## begin

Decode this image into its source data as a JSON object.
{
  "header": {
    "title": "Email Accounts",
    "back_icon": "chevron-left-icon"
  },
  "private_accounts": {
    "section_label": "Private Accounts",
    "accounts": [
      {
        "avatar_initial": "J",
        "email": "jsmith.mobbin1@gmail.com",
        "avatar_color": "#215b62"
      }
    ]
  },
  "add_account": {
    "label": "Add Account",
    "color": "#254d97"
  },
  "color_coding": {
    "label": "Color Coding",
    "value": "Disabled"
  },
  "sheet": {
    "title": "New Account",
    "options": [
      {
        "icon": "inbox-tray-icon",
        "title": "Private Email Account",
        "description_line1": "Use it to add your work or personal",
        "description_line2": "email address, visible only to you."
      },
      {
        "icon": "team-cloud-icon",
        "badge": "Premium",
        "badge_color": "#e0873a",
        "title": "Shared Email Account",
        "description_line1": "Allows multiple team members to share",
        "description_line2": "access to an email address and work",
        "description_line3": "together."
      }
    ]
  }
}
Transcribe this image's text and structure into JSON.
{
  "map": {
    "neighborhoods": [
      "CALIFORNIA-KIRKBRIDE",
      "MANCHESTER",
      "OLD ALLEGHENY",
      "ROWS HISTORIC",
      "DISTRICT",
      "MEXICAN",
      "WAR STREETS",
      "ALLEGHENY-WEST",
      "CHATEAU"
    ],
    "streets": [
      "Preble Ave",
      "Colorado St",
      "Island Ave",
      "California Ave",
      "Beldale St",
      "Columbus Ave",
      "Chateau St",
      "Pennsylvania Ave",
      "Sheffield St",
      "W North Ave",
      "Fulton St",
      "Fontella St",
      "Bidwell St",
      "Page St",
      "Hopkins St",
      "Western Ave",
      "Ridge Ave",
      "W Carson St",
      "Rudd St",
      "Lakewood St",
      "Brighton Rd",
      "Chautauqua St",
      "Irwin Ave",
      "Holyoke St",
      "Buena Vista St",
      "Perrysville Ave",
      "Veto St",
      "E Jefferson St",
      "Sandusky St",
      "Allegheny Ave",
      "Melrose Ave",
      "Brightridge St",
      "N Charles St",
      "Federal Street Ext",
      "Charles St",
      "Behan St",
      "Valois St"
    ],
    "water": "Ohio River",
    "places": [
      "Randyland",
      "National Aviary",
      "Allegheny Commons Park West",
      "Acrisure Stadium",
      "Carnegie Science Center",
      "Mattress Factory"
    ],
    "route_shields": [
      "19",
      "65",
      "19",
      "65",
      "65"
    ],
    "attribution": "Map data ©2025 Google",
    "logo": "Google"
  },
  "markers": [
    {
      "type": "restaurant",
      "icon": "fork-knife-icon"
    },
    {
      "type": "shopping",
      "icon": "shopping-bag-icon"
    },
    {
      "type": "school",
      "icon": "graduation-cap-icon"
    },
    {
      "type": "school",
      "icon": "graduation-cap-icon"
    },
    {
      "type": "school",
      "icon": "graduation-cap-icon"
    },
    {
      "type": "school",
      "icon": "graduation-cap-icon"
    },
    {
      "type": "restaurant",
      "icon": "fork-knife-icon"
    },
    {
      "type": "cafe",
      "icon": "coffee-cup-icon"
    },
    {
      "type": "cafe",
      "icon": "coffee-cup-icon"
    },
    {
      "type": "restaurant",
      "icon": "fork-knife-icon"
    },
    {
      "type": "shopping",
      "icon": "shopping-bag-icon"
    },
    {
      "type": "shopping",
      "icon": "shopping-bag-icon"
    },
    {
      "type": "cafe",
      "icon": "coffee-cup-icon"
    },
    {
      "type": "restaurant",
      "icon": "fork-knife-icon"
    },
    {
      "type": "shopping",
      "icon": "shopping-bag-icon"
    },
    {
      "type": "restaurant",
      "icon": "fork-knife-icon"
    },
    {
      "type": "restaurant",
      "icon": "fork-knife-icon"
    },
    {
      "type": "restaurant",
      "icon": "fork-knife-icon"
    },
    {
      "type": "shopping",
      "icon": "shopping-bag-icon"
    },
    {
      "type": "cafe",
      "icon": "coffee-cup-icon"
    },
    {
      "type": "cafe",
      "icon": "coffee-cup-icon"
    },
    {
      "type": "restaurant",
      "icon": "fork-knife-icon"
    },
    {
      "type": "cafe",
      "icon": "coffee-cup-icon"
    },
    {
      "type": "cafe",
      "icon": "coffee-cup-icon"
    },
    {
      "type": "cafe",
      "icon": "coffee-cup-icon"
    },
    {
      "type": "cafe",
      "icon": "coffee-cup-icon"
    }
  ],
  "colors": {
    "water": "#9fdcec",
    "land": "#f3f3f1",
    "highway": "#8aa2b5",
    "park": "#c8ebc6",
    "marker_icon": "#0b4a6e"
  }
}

## end

_EXERCISE_: Retype all the material above precisely, with no line left out.

_FULL ANSWER_:
Decode this image into its source data as a JSON object.
{
  "header": {
    "title": "Email Accounts",
    "back_icon": "chevron-left-icon"
  },
  "private_accounts": {
    "section_label": "Private Accounts",
    "accounts": [
      {
        "avatar_initial": "J",
        "email": "jsmith.mobbin1@gmail.com",
        "avatar_color": "#215b62"
      }
    ]
  },
  "add_account": {
    "label": "Add Account",
    "color": "#254d97"
  },
  "color_coding": {
    "label": "Color Coding",
    "value": "Disabled"
  },
  "sheet": {
    "title": "New Account",
    "options": [
      {
        "icon": "inbox-tray-icon",
        "title": "Private Email Account",
        "description_line1": "Use it to add your work or personal",
        "description_line2": "email address, visible only to you."
      },
      {
        "icon": "team-cloud-icon",
        "badge": "Premium",
        "badge_color": "#e0873a",
        "title": "Shared Email Account",
        "description_line1": "Allows multiple team members to share",
        "description_line2": "access to an email address and work",
        "description_line3": "together."
      }
    ]
  }
}
Transcribe this image's text and structure into JSON.
{
  "map": {
    "neighborhoods": [
      "CALIFORNIA-KIRKBRIDE",
      "MANCHESTER",
      "OLD ALLEGHENY",
      "ROWS HISTORIC",
      "DISTRICT",
      "MEXICAN",
      "WAR STREETS",
      "ALLEGHENY-WEST",
      "CHATEAU"
    ],
    "streets": [
      "Preble Ave",
      "Colorado St",
      "Island Ave",
      "California Ave",
      "Beldale St",
      "Columbus Ave",
      "Chateau St",
      "Pennsylvania Ave",
      "Sheffield St",
      "W North Ave",
      "Fulton St",
      "Fontella St",
      "Bidwell St",
      "Page St",
      "Hopkins St",
      "Western Ave",
      "Ridge Ave",
      "W Carson St",
      "Rudd St",
      "Lakewood St",
      "Brighton Rd",
      "Chautauqua St",
      "Irwin Ave",
      "Holyoke St",
      "Buena Vista St",
      "Perrysville Ave",
      "Veto St",
      "E Jefferson St",
      "Sandusky St",
      "Allegheny Ave",
      "Melrose Ave",
      "Brightridge St",
      "N Charles St",
      "Federal Street Ext",
      "Charles St",
      "Behan St",
      "Valois St"
    ],
    "water": "Ohio River",
    "places": [
      "Randyland",
      "National Aviary",
      "Allegheny Commons Park West",
      "Acrisure Stadium",
      "Carnegie Science Center",
      "Mattress Factory"
    ],
    "route_shields": [
      "19",
      "65",
      "19",
      "65",
      "65"
    ],
    "attribution": "Map data ©2025 Google",
    "logo": "Google"
  },
  "markers": [
    {
      "type": "restaurant",
      "icon": "fork-knife-icon"
    },
    {
      "type": "shopping",
      "icon": "shopping-bag-icon"
    },
    {
      "type": "school",
      "icon": "graduation-cap-icon"
    },
    {
      "type": "school",
      "icon": "graduation-cap-icon"
    },
    {
      "type": "school",
      "icon": "graduation-cap-icon"
    },
    {
      "type": "school",
      "icon": "graduation-cap-icon"
    },
    {
      "type": "restaurant",
      "icon": "fork-knife-icon"
    },
    {
      "type": "cafe",
      "icon": "coffee-cup-icon"
    },
    {
      "type": "cafe",
      "icon": "coffee-cup-icon"
    },
    {
      "type": "restaurant",
      "icon": "fork-knife-icon"
    },
    {
      "type": "shopping",
      "icon": "shopping-bag-icon"
    },
    {
      "type": "shopping",
      "icon": "shopping-bag-icon"
    },
    {
      "type": "cafe",
      "icon": "coffee-cup-icon"
    },
    {
      "type": "restaurant",
      "icon": "fork-knife-icon"
    },
    {
      "type": "shopping",
      "icon": "shopping-bag-icon"
    },
    {
      "type": "restaurant",
      "icon": "fork-knife-icon"
    },
    {
      "type": "restaurant",
      "icon": "fork-knife-icon"
    },
    {
      "type": "restaurant",
      "icon": "fork-knife-icon"
    },
    {
      "type": "shopping",
      "icon": "shopping-bag-icon"
    },
    {
      "type": "cafe",
      "icon": "coffee-cup-icon"
    },
    {
      "type": "cafe",
      "icon": "coffee-cup-icon"
    },
    {
      "type": "restaurant",
      "icon": "fork-knife-icon"
    },
    {
      "type": "cafe",
      "icon": "coffee-cup-icon"
    },
    {
      "type": "cafe",
      "icon": "coffee-cup-icon"
    },
    {
      "type": "cafe",
      "icon": "coffee-cup-icon"
    },
    {
      "type": "cafe",
      "icon": "coffee-cup-icon"
    }
  ],
  "colors": {
    "water": "#9fdcec",
    "land": "#f3f3f1",
    "highway": "#8aa2b5",
    "park": "#c8ebc6",
    "marker_icon": "#0b4a6e"
  }
}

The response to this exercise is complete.